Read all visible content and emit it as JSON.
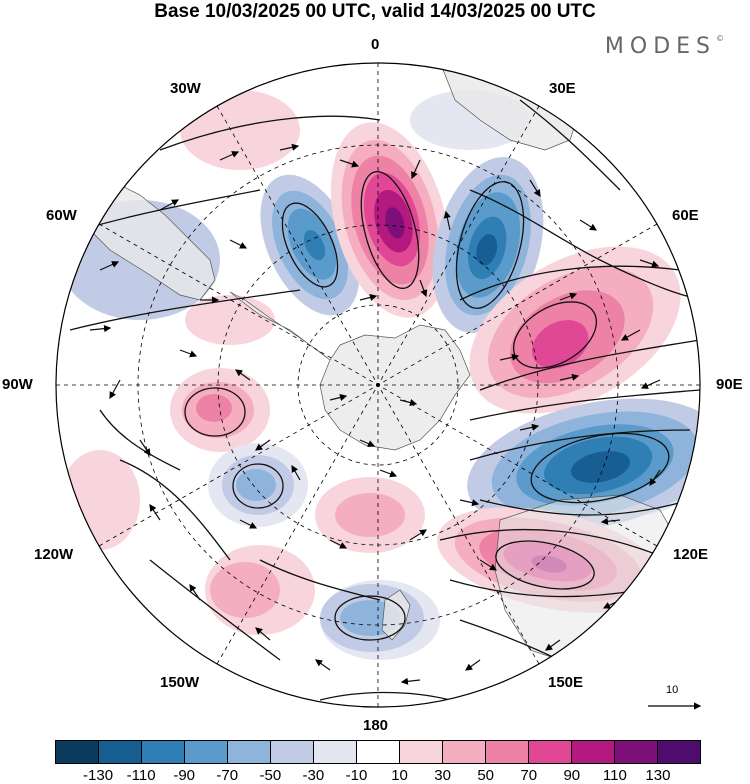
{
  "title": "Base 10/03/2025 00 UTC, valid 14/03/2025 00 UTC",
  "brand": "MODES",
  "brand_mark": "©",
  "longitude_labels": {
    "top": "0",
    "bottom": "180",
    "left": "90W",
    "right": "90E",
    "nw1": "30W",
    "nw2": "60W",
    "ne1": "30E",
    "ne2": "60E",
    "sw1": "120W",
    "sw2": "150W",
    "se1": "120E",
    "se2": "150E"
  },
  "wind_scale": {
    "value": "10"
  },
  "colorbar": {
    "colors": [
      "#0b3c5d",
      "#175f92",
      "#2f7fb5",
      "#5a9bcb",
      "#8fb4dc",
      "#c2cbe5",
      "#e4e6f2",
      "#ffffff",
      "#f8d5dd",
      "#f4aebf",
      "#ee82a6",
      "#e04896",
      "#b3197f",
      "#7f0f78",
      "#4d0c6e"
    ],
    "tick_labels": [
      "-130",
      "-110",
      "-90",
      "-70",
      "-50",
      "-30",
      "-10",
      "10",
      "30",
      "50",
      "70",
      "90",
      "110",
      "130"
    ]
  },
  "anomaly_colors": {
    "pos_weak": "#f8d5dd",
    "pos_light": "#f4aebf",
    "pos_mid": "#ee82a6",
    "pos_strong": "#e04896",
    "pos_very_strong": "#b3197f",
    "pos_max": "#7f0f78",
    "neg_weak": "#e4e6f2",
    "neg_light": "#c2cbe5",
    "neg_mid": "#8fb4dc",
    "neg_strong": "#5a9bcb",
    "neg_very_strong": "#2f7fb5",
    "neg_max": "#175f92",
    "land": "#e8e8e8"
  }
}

• • • • •

• _Goal_
Extract all the entries word for word; omit any pictures.

• _Exercise solution_
Read all visible content and emit it as JSON.
{
  "title": "Base 10/03/2025 00 UTC, valid 14/03/2025 00 UTC",
  "brand": "MODES",
  "brand_mark": "©",
  "longitude_labels": {
    "top": "0",
    "bottom": "180",
    "left": "90W",
    "right": "90E",
    "nw1": "30W",
    "nw2": "60W",
    "ne1": "30E",
    "ne2": "60E",
    "sw1": "120W",
    "sw2": "150W",
    "se1": "120E",
    "se2": "150E"
  },
  "wind_scale": {
    "value": "10"
  },
  "colorbar": {
    "colors": [
      "#0b3c5d",
      "#175f92",
      "#2f7fb5",
      "#5a9bcb",
      "#8fb4dc",
      "#c2cbe5",
      "#e4e6f2",
      "#ffffff",
      "#f8d5dd",
      "#f4aebf",
      "#ee82a6",
      "#e04896",
      "#b3197f",
      "#7f0f78",
      "#4d0c6e"
    ],
    "tick_labels": [
      "-130",
      "-110",
      "-90",
      "-70",
      "-50",
      "-30",
      "-10",
      "10",
      "30",
      "50",
      "70",
      "90",
      "110",
      "130"
    ]
  },
  "anomaly_colors": {
    "pos_weak": "#f8d5dd",
    "pos_light": "#f4aebf",
    "pos_mid": "#ee82a6",
    "pos_strong": "#e04896",
    "pos_very_strong": "#b3197f",
    "pos_max": "#7f0f78",
    "neg_weak": "#e4e6f2",
    "neg_light": "#c2cbe5",
    "neg_mid": "#8fb4dc",
    "neg_strong": "#5a9bcb",
    "neg_very_strong": "#2f7fb5",
    "neg_max": "#175f92",
    "land": "#e8e8e8"
  }
}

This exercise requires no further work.